◆ **YOUR OBJECTIVE**: Show all lines holding the string "this".

──────── DATASET ────────

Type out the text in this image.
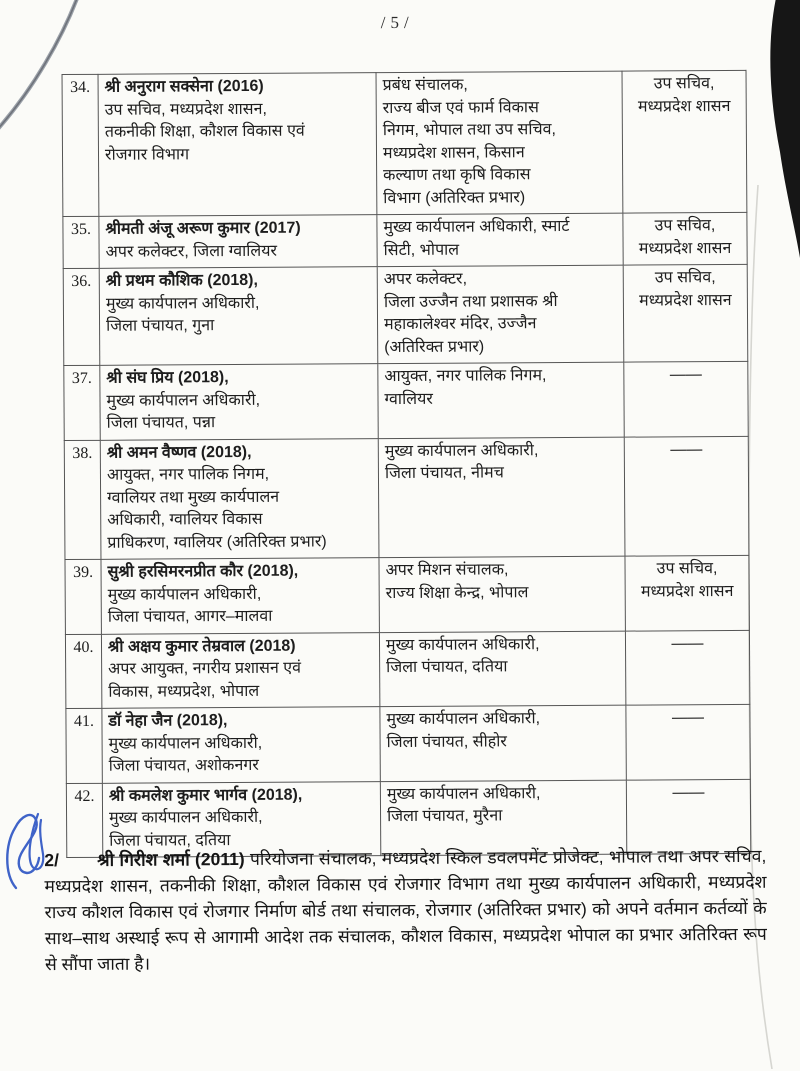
/5/
34.	श्री अनुराग सक्सेना (2016)
उप सचिव, मध्यप्रदेश शासन,
तकनीकी शिक्षा, कौशल विकास एवं
रोजगार विभाग
	प्रबंध संचालक,
राज्य बीज एवं फार्म विकास
निगम, भोपाल तथा उप सचिव,
मध्यप्रदेश शासन, किसान
कल्याण तथा कृषि विकास
विभाग (अतिरिक्त प्रभार)	उप सचिव,
मध्यप्रदेश शासन
35.	श्रीमती अंजू अरूण कुमार (2017)
अपर कलेक्टर, जिला ग्वालियर
	मुख्य कार्यपालन अधिकारी, स्मार्ट
सिटी, भोपाल	उप सचिव,
मध्यप्रदेश शासन
36.	श्री प्रथम कौशिक (2018),
मुख्य कार्यपालन अधिकारी,
जिला पंचायत, गुना
	अपर कलेक्टर,
जिला उज्जैन तथा प्रशासक श्री
महाकालेश्वर मंदिर, उज्जैन
(अतिरिक्त प्रभार)	उप सचिव,
मध्यप्रदेश शासन
37.	श्री संघ प्रिय (2018),
मुख्य कार्यपालन अधिकारी,
जिला पंचायत, पन्ना
	आयुक्त, नगर पालिक निगम,
ग्वालियर	——
38.	श्री अमन वैष्णव (2018),
आयुक्त, नगर पालिक निगम,
ग्वालियर तथा मुख्य कार्यपालन
अधिकारी, ग्वालियर विकास
प्राधिकरण, ग्वालियर (अतिरिक्त प्रभार)
	मुख्य कार्यपालन अधिकारी,
जिला पंचायत, नीमच	——
39.	सुश्री हरसिमरनप्रीत कौर (2018),
मुख्य कार्यपालन अधिकारी,
जिला पंचायत, आगर–मालवा
	अपर मिशन संचालक,
राज्य शिक्षा केन्द्र, भोपाल	उप सचिव,
मध्यप्रदेश शासन
40.	श्री अक्षय कुमार तेम्रवाल (2018)
अपर आयुक्त, नगरीय प्रशासन एवं
विकास, मध्यप्रदेश, भोपाल
	मुख्य कार्यपालन अधिकारी,
जिला पंचायत, दतिया	——
41.	डॉ नेहा जैन (2018),
मुख्य कार्यपालन अधिकारी,
जिला पंचायत, अशोकनगर
	मुख्य कार्यपालन अधिकारी,
जिला पंचायत, सीहोर	——
42.	श्री कमलेश कुमार भार्गव (2018),
मुख्य कार्यपालन अधिकारी,
जिला पंचायत, दतिया
	मुख्य कार्यपालन अधिकारी,
जिला पंचायत, मुरैना	——

2/ श्री गिरीश शर्मा (2011) परियोजना संचालक, मध्यप्रदेश स्किल डवलपमेंट प्रोजेक्ट, भोपाल तथा अपर सचिव, मध्यप्रदेश शासन, तकनीकी शिक्षा, कौशल विकास एवं रोजगार विभाग तथा मुख्य कार्यपालन अधिकारी, मध्यप्रदेश राज्य कौशल विकास एवं रोजगार निर्माण बोर्ड तथा संचालक, रोजगार (अतिरिक्त प्रभार) को अपने वर्तमान कर्तव्यों के साथ–साथ अस्थाई रूप से आगामी आदेश तक संचालक, कौशल विकास, मध्यप्रदेश भोपाल का प्रभार अतिरिक्त रूप से सौंपा जाता है।
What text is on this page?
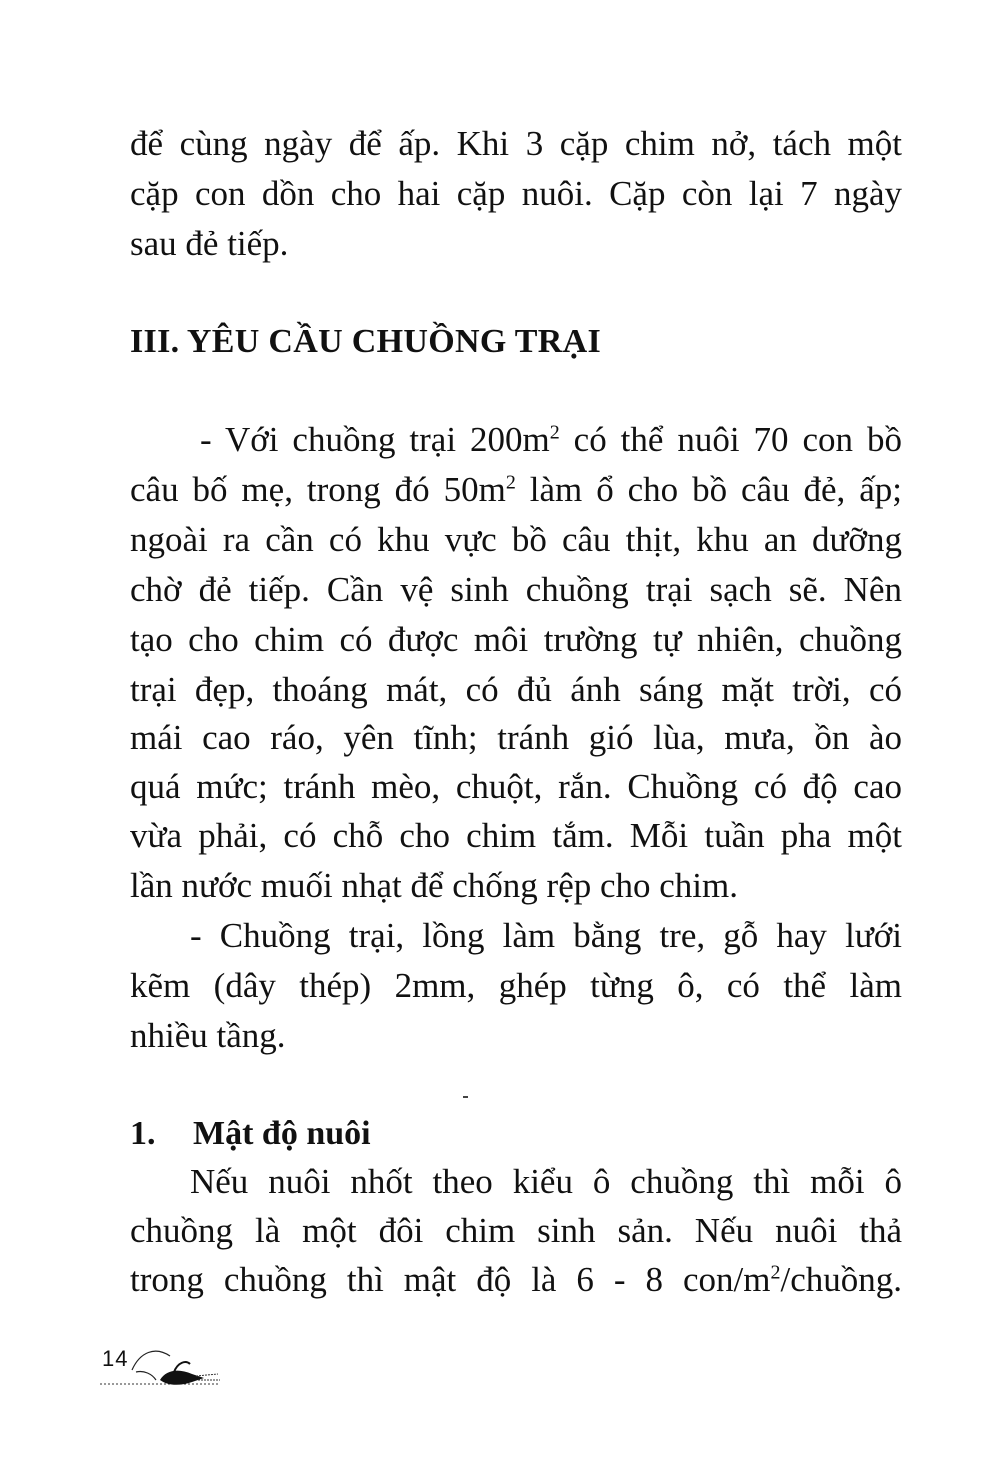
để cùng ngày để ấp. Khi 3 cặp chim nở, tách một
cặp con dồn cho hai cặp nuôi. Cặp còn lại 7 ngày
sau đẻ tiếp.
III. YÊU CẦU CHUỒNG TRẠI
- Với chuồng trại $200m^2$ có thể nuôi 70 con bồ
câu bố mẹ, trong đó $50m^2$ làm ổ cho bồ câu đẻ, ấp;
ngoài ra cần có khu vực bồ câu thịt, khu an dưỡng
chờ đẻ tiếp. Cần vệ sinh chuồng trại sạch sẽ. Nên
tạo cho chim có được môi trường tự nhiên, chuồng
trại đẹp, thoáng mát, có đủ ánh sáng mặt trời, có
mái cao ráo, yên tĩnh; tránh gió lùa, mưa, ồn ào
quá mức; tránh mèo, chuột, rắn. Chuồng có độ cao
vừa phải, có chỗ cho chim tắm. Mỗi tuần pha một
lần nước muối nhạt để chống rệp cho chim.
- Chuồng trại, lồng làm bằng tre, gỗ hay lưới
kẽm (dây thép) 2mm, ghép từng ô, có thể làm
nhiều tầng.
1. Mật độ nuôi
Nếu nuôi nhốt theo kiểu ô chuồng thì mỗi ô
chuồng là một đôi chim sinh sản. Nếu nuôi thả
trong chuồng thì mật độ là 6 - 8 con/$m^2$/chuồng.
14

────────

◆ **COMPLETE ANSWER**:
Type out the text in this image.
What text is on this page?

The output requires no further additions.